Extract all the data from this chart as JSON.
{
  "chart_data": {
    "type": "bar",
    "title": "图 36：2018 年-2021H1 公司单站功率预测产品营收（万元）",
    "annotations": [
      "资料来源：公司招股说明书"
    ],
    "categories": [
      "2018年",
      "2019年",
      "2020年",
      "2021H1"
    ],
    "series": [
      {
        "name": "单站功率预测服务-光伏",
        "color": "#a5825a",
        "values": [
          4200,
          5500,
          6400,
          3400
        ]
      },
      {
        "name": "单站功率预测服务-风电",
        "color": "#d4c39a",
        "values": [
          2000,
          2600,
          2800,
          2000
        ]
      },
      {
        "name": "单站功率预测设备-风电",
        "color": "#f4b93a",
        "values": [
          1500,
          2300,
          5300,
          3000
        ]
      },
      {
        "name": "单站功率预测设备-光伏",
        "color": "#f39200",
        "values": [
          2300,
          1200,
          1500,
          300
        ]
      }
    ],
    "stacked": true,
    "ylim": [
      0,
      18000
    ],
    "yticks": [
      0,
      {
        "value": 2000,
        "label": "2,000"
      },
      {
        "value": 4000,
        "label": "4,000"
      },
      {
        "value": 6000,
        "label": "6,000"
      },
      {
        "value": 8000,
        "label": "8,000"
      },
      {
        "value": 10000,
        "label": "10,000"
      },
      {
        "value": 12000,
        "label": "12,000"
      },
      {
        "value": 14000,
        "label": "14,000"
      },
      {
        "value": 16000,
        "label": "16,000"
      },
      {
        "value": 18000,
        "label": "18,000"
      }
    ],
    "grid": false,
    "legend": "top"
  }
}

====

[Written problem] Reproduce all of the entries word for word.

[Task response]
Extract all the data from this chart as JSON.
{
  "chart_data": {
    "type": "bar",
    "title": "图 36：2018 年-2021H1 公司单站功率预测产品营收（万元）",
    "annotations": [
      "资料来源：公司招股说明书"
    ],
    "categories": [
      "2018年",
      "2019年",
      "2020年",
      "2021H1"
    ],
    "series": [
      {
        "name": "单站功率预测服务-光伏",
        "color": "#a5825a",
        "values": [
          4200,
          5500,
          6400,
          3400
        ]
      },
      {
        "name": "单站功率预测服务-风电",
        "color": "#d4c39a",
        "values": [
          2000,
          2600,
          2800,
          2000
        ]
      },
      {
        "name": "单站功率预测设备-风电",
        "color": "#f4b93a",
        "values": [
          1500,
          2300,
          5300,
          3000
        ]
      },
      {
        "name": "单站功率预测设备-光伏",
        "color": "#f39200",
        "values": [
          2300,
          1200,
          1500,
          300
        ]
      }
    ],
    "stacked": true,
    "ylim": [
      0,
      18000
    ],
    "yticks": [
      0,
      {
        "value": 2000,
        "label": "2,000"
      },
      {
        "value": 4000,
        "label": "4,000"
      },
      {
        "value": 6000,
        "label": "6,000"
      },
      {
        "value": 8000,
        "label": "8,000"
      },
      {
        "value": 10000,
        "label": "10,000"
      },
      {
        "value": 12000,
        "label": "12,000"
      },
      {
        "value": 14000,
        "label": "14,000"
      },
      {
        "value": 16000,
        "label": "16,000"
      },
      {
        "value": 18000,
        "label": "18,000"
      }
    ],
    "grid": false,
    "legend": "top"
  }
}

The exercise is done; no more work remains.